## WHAT THE TASK REQUIRES:
Find the number of lines below in which the word "trong" appears, and write that number only.

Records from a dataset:
** start **

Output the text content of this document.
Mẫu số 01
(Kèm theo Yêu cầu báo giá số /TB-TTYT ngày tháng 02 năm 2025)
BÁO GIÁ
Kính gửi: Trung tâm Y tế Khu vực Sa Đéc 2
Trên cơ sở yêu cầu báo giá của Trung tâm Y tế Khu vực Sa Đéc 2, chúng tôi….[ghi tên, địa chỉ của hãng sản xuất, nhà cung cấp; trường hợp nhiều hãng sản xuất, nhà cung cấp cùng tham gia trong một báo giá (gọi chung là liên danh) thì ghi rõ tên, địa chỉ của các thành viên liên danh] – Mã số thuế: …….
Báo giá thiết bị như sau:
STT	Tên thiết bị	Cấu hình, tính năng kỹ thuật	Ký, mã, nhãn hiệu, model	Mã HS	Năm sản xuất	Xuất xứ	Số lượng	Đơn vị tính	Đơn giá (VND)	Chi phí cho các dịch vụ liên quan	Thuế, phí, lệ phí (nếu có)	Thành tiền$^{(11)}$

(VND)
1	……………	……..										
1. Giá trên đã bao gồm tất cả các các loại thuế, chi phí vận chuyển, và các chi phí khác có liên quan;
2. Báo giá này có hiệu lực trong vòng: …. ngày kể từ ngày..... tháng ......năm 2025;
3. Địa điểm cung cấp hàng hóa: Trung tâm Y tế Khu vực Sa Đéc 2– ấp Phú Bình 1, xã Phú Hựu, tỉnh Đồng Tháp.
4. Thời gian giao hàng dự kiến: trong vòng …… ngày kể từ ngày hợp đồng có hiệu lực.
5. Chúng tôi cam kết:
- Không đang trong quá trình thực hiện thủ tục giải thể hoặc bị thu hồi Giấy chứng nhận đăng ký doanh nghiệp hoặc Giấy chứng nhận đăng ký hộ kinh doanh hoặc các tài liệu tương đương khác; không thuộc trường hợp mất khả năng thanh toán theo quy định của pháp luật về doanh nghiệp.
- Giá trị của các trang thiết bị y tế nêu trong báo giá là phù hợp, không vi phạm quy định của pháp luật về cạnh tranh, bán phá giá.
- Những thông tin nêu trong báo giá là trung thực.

** end **

## RESPONSE TO THIS EXERCISE:
6